[Data items]
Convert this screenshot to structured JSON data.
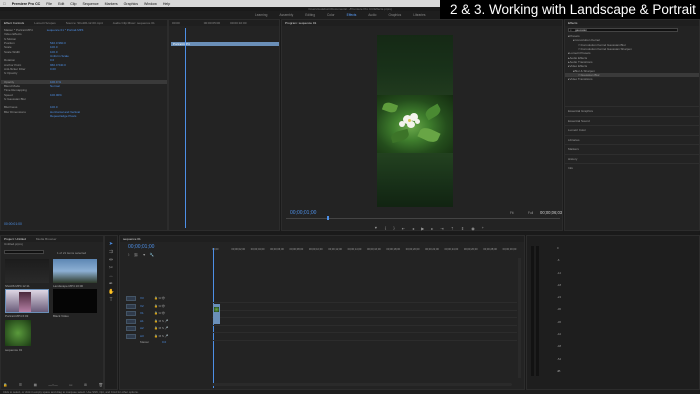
{
  "menubar": {
    "app": "Premiere Pro CC",
    "items": [
      "File",
      "Edit",
      "Clip",
      "Sequence",
      "Markers",
      "Graphics",
      "Window",
      "Help"
    ],
    "right": "..."
  },
  "path_title": "/Users/codeburn/Documents/.../Premiere Pro CC/Effects.prproj",
  "workspaces": [
    "Learning",
    "Assembly",
    "Editing",
    "Color",
    "Effects",
    "Audio",
    "Graphics",
    "Libraries"
  ],
  "active_workspace": "Effects",
  "banner": "2 & 3. Working with Landscape & Portrait sizes",
  "effect_controls": {
    "tabs": [
      "Effect Controls",
      "Lumetri Scopes",
      "Source: Shot06-12.00.mp4",
      "Audio Clip Mixer: sequence 01"
    ],
    "header": "Master * Portrait.MP4",
    "clip": "sequence 01 * Portrait.MP4",
    "section": "Video Effects",
    "rows": [
      {
        "label": "fx  Motion",
        "value": ""
      },
      {
        "label": "Position",
        "value": "540.0   960.0"
      },
      {
        "label": "Scale",
        "value": "100.0"
      },
      {
        "label": "Scale Width",
        "value": "100.0"
      },
      {
        "label": "",
        "value": "Uniform Scale"
      },
      {
        "label": "Rotation",
        "value": "0.0"
      },
      {
        "label": "Anchor Point",
        "value": "960.0   540.0"
      },
      {
        "label": "Anti-flicker Filter",
        "value": "0.00"
      },
      {
        "label": "fx  Opacity",
        "value": ""
      },
      {
        "label": "",
        "value": ""
      },
      {
        "label": "Opacity",
        "value": "100.0 %"
      },
      {
        "label": "Blend Mode",
        "value": "Normal"
      },
      {
        "label": "Time Remapping",
        "value": ""
      },
      {
        "label": "Speed",
        "value": "100.00%"
      },
      {
        "label": "fx  Gaussian Blur",
        "value": ""
      },
      {
        "label": "",
        "value": ""
      },
      {
        "label": "Blurriness",
        "value": "100.0"
      },
      {
        "label": "Blur Dimensions",
        "value": "Horizontal and Vertical"
      },
      {
        "label": "",
        "value": "Repeat Edge Pixels"
      }
    ],
    "timecode": "00:00:01:00"
  },
  "ec_timeline": {
    "start": "00:00",
    "mid": "00:00:05:00",
    "end": "00:00:10:00",
    "clip_label": "Portrait.MP4"
  },
  "program": {
    "tab": "Program: sequence 01",
    "timecode": "00;00;01;00",
    "fit": "Fit",
    "duration": "00;00;06;03",
    "quality": "Full"
  },
  "effects_panel": {
    "tab": "Effects",
    "search_value": "gaussian",
    "tree": [
      {
        "label": "Presets",
        "indent": 0
      },
      {
        "label": "Convolution Kernel",
        "indent": 1
      },
      {
        "label": "Convolution Kernel Gaussian Blur",
        "indent": 2
      },
      {
        "label": "Convolution Kernel Gaussian Sharpen",
        "indent": 2
      },
      {
        "label": "Lumetri Presets",
        "indent": 0
      },
      {
        "label": "Audio Effects",
        "indent": 0
      },
      {
        "label": "Audio Transitions",
        "indent": 0
      },
      {
        "label": "Video Effects",
        "indent": 0
      },
      {
        "label": "Blur & Sharpen",
        "indent": 1
      },
      {
        "label": "Gaussian Blur",
        "indent": 2,
        "selected": true
      },
      {
        "label": "Video Transitions",
        "indent": 0
      }
    ],
    "sections": [
      "Essential Graphics",
      "Essential Sound",
      "Lumetri Color",
      "Libraries",
      "Markers",
      "History",
      "Info"
    ]
  },
  "project": {
    "tabs": [
      "Project: Untitled",
      "Media Browser"
    ],
    "file": "Untitled.prproj",
    "count": "1 of 21 items selected",
    "items": [
      {
        "name": "Shot06.MP4",
        "duration": "12:11"
      },
      {
        "name": "Landscape.MP4",
        "duration": "10:00"
      },
      {
        "name": "Portrait.MP4",
        "duration": "6:03"
      },
      {
        "name": "LS-TreeFlower.MP4",
        "duration": "6:06"
      },
      {
        "name": "White Flower",
        "duration": "6:03"
      },
      {
        "name": "Black Video",
        "duration": "5:00"
      },
      {
        "name": "sequence 01",
        "duration": "6:03"
      }
    ]
  },
  "timeline": {
    "tab": "sequence 01",
    "timecode": "00;00;01;00",
    "ruler": [
      "00;00",
      "00;00;02;00",
      "00;00;04;00",
      "00;00;06;00",
      "00;00;08;00",
      "00;00;10;00",
      "00;00;12;00",
      "00;00;14;00",
      "00;00;16;00",
      "00;00;18;00",
      "00;00;20;00",
      "00;00;22;00",
      "00;00;24;00",
      "00;00;26;00",
      "00;00;28;00",
      "00;00;30;00"
    ],
    "video_tracks": [
      "V3",
      "V2",
      "V1"
    ],
    "audio_tracks": [
      "A1",
      "A2",
      "A3"
    ],
    "master": "Master",
    "master_value": "0.0"
  },
  "meters": {
    "scale": [
      "0",
      "-6",
      "-12",
      "-18",
      "-24",
      "-30",
      "-36",
      "-42",
      "-48",
      "-54",
      "dB"
    ]
  },
  "status": "Click to select, or click in empty space and drag to marquee select. Use Shift, Opt, and Cmd for other options.",
  "colors": {
    "accent": "#4d8fe6",
    "panel": "#232323",
    "bg": "#1a1a1a",
    "clip": "#6a8fb8"
  }
}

_Given instruction_:
Leave every image out, and retype the material exactly.

_Problem solution_:
Convert this screenshot to structured JSON data.
{
  "menubar": {
    "app": "Premiere Pro CC",
    "items": [
      "File",
      "Edit",
      "Clip",
      "Sequence",
      "Markers",
      "Graphics",
      "Window",
      "Help"
    ],
    "right": "..."
  },
  "path_title": "/Users/codeburn/Documents/.../Premiere Pro CC/Effects.prproj",
  "workspaces": [
    "Learning",
    "Assembly",
    "Editing",
    "Color",
    "Effects",
    "Audio",
    "Graphics",
    "Libraries"
  ],
  "active_workspace": "Effects",
  "banner": "2 & 3. Working with Landscape & Portrait sizes",
  "effect_controls": {
    "tabs": [
      "Effect Controls",
      "Lumetri Scopes",
      "Source: Shot06-12.00.mp4",
      "Audio Clip Mixer: sequence 01"
    ],
    "header": "Master * Portrait.MP4",
    "clip": "sequence 01 * Portrait.MP4",
    "section": "Video Effects",
    "rows": [
      {
        "label": "fx  Motion",
        "value": ""
      },
      {
        "label": "Position",
        "value": "540.0   960.0"
      },
      {
        "label": "Scale",
        "value": "100.0"
      },
      {
        "label": "Scale Width",
        "value": "100.0"
      },
      {
        "label": "",
        "value": "Uniform Scale"
      },
      {
        "label": "Rotation",
        "value": "0.0"
      },
      {
        "label": "Anchor Point",
        "value": "960.0   540.0"
      },
      {
        "label": "Anti-flicker Filter",
        "value": "0.00"
      },
      {
        "label": "fx  Opacity",
        "value": ""
      },
      {
        "label": "",
        "value": ""
      },
      {
        "label": "Opacity",
        "value": "100.0 %"
      },
      {
        "label": "Blend Mode",
        "value": "Normal"
      },
      {
        "label": "Time Remapping",
        "value": ""
      },
      {
        "label": "Speed",
        "value": "100.00%"
      },
      {
        "label": "fx  Gaussian Blur",
        "value": ""
      },
      {
        "label": "",
        "value": ""
      },
      {
        "label": "Blurriness",
        "value": "100.0"
      },
      {
        "label": "Blur Dimensions",
        "value": "Horizontal and Vertical"
      },
      {
        "label": "",
        "value": "Repeat Edge Pixels"
      }
    ],
    "timecode": "00:00:01:00"
  },
  "ec_timeline": {
    "start": "00:00",
    "mid": "00:00:05:00",
    "end": "00:00:10:00",
    "clip_label": "Portrait.MP4"
  },
  "program": {
    "tab": "Program: sequence 01",
    "timecode": "00;00;01;00",
    "fit": "Fit",
    "duration": "00;00;06;03",
    "quality": "Full"
  },
  "effects_panel": {
    "tab": "Effects",
    "search_value": "gaussian",
    "tree": [
      {
        "label": "Presets",
        "indent": 0
      },
      {
        "label": "Convolution Kernel",
        "indent": 1
      },
      {
        "label": "Convolution Kernel Gaussian Blur",
        "indent": 2
      },
      {
        "label": "Convolution Kernel Gaussian Sharpen",
        "indent": 2
      },
      {
        "label": "Lumetri Presets",
        "indent": 0
      },
      {
        "label": "Audio Effects",
        "indent": 0
      },
      {
        "label": "Audio Transitions",
        "indent": 0
      },
      {
        "label": "Video Effects",
        "indent": 0
      },
      {
        "label": "Blur & Sharpen",
        "indent": 1
      },
      {
        "label": "Gaussian Blur",
        "indent": 2,
        "selected": true
      },
      {
        "label": "Video Transitions",
        "indent": 0
      }
    ],
    "sections": [
      "Essential Graphics",
      "Essential Sound",
      "Lumetri Color",
      "Libraries",
      "Markers",
      "History",
      "Info"
    ]
  },
  "project": {
    "tabs": [
      "Project: Untitled",
      "Media Browser"
    ],
    "file": "Untitled.prproj",
    "count": "1 of 21 items selected",
    "items": [
      {
        "name": "Shot06.MP4",
        "duration": "12:11"
      },
      {
        "name": "Landscape.MP4",
        "duration": "10:00"
      },
      {
        "name": "Portrait.MP4",
        "duration": "6:03"
      },
      {
        "name": "LS-TreeFlower.MP4",
        "duration": "6:06"
      },
      {
        "name": "White Flower",
        "duration": "6:03"
      },
      {
        "name": "Black Video",
        "duration": "5:00"
      },
      {
        "name": "sequence 01",
        "duration": "6:03"
      }
    ]
  },
  "timeline": {
    "tab": "sequence 01",
    "timecode": "00;00;01;00",
    "ruler": [
      "00;00",
      "00;00;02;00",
      "00;00;04;00",
      "00;00;06;00",
      "00;00;08;00",
      "00;00;10;00",
      "00;00;12;00",
      "00;00;14;00",
      "00;00;16;00",
      "00;00;18;00",
      "00;00;20;00",
      "00;00;22;00",
      "00;00;24;00",
      "00;00;26;00",
      "00;00;28;00",
      "00;00;30;00"
    ],
    "video_tracks": [
      "V3",
      "V2",
      "V1"
    ],
    "audio_tracks": [
      "A1",
      "A2",
      "A3"
    ],
    "master": "Master",
    "master_value": "0.0"
  },
  "meters": {
    "scale": [
      "0",
      "-6",
      "-12",
      "-18",
      "-24",
      "-30",
      "-36",
      "-42",
      "-48",
      "-54",
      "dB"
    ]
  },
  "status": "Click to select, or click in empty space and drag to marquee select. Use Shift, Opt, and Cmd for other options.",
  "colors": {
    "accent": "#4d8fe6",
    "panel": "#232323",
    "bg": "#1a1a1a",
    "clip": "#6a8fb8"
  }
}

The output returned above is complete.